> _TASK INSTRUCTIONS_: Render every entry exactly as it appears.

[Dataset records]

— begin —

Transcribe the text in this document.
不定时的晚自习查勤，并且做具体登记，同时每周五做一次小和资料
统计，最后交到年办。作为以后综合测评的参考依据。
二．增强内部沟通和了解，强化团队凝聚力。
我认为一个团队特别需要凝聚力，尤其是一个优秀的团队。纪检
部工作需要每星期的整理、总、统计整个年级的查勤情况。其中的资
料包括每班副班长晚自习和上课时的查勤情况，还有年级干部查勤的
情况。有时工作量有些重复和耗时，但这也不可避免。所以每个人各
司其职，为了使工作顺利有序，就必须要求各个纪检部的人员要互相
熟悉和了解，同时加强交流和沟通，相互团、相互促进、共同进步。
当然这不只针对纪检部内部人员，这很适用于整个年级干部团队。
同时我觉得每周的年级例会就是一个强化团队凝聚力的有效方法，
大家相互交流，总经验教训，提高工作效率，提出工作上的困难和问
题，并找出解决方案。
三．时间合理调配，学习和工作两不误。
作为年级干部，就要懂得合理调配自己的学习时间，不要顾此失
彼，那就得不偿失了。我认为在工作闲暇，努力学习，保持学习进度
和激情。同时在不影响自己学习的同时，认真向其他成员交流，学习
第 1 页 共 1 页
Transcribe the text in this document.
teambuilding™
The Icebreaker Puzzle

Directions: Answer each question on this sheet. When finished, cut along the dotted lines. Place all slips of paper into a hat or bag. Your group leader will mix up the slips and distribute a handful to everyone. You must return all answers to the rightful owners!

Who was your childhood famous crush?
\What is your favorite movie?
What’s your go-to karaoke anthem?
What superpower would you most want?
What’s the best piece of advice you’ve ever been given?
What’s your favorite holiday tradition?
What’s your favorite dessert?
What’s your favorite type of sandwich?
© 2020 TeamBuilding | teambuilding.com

— end —

> _ANSWER TO THE TASK_:
Transcribe the text in this document.
不定时的晚自习查勤，并且做具体登记，同时每周五做一次小和资料
统计，最后交到年办。作为以后综合测评的参考依据。
二．增强内部沟通和了解，强化团队凝聚力。
我认为一个团队特别需要凝聚力，尤其是一个优秀的团队。纪检
部工作需要每星期的整理、总、统计整个年级的查勤情况。其中的资
料包括每班副班长晚自习和上课时的查勤情况，还有年级干部查勤的
情况。有时工作量有些重复和耗时，但这也不可避免。所以每个人各
司其职，为了使工作顺利有序，就必须要求各个纪检部的人员要互相
熟悉和了解，同时加强交流和沟通，相互团、相互促进、共同进步。
当然这不只针对纪检部内部人员，这很适用于整个年级干部团队。
同时我觉得每周的年级例会就是一个强化团队凝聚力的有效方法，
大家相互交流，总经验教训，提高工作效率，提出工作上的困难和问
题，并找出解决方案。
三．时间合理调配，学习和工作两不误。
作为年级干部，就要懂得合理调配自己的学习时间，不要顾此失
彼，那就得不偿失了。我认为在工作闲暇，努力学习，保持学习进度
和激情。同时在不影响自己学习的同时，认真向其他成员交流，学习
第 1 页 共 1 页
Transcribe the text in this document.
teambuilding™
The Icebreaker Puzzle

Directions: Answer each question on this sheet. When finished, cut along the dotted lines. Place all slips of paper into a hat or bag. Your group leader will mix up the slips and distribute a handful to everyone. You must return all answers to the rightful owners!

Who was your childhood famous crush?
\What is your favorite movie?
What’s your go-to karaoke anthem?
What superpower would you most want?
What’s the best piece of advice you’ve ever been given?
What’s your favorite holiday tradition?
What’s your favorite dessert?
What’s your favorite type of sandwich?
© 2020 TeamBuilding | teambuilding.com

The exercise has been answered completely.